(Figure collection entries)
····················

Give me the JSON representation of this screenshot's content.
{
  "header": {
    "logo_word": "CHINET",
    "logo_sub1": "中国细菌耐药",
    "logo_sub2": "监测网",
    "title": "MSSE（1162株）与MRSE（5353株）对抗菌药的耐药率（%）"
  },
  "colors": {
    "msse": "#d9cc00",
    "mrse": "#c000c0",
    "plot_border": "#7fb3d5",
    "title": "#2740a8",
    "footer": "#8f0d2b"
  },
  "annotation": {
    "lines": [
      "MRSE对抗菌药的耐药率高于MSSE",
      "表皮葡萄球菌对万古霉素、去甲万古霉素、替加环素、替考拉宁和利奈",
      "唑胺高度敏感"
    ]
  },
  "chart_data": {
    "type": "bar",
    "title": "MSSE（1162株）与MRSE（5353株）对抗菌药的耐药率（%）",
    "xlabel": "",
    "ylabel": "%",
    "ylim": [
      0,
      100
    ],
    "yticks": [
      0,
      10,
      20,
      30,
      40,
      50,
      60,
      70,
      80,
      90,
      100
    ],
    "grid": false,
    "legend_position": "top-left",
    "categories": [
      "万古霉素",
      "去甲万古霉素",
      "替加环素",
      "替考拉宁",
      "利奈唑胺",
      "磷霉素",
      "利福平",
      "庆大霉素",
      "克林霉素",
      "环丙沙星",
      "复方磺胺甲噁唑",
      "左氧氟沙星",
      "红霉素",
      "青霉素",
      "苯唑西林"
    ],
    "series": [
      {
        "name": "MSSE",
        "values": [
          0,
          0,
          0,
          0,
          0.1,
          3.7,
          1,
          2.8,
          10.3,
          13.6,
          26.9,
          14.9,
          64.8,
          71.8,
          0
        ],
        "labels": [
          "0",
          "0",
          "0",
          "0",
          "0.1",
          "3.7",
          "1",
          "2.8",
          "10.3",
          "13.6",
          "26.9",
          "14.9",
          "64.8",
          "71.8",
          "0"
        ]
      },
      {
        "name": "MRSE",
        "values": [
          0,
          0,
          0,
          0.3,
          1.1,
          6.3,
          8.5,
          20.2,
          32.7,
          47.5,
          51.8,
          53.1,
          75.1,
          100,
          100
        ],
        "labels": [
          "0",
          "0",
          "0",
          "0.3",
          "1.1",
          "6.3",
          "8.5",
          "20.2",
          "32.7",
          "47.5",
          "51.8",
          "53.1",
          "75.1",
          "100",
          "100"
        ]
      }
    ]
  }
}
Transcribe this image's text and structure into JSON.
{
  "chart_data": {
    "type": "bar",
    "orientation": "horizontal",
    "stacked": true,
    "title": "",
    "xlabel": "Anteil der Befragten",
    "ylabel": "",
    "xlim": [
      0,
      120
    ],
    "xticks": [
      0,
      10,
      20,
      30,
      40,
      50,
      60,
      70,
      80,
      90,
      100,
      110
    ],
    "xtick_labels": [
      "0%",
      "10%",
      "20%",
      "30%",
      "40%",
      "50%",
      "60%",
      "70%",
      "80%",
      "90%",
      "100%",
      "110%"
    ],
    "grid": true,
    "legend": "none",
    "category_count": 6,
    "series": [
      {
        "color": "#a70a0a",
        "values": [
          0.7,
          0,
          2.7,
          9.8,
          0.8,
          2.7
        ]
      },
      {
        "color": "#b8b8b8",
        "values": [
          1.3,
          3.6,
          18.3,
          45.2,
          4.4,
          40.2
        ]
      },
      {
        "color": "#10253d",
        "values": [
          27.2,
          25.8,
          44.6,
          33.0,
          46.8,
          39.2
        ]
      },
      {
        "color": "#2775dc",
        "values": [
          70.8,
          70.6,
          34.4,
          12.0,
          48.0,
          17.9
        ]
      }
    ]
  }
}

····················

The word "title" may appear on some lines of these records; state how many such lines there are, and nothing else.

4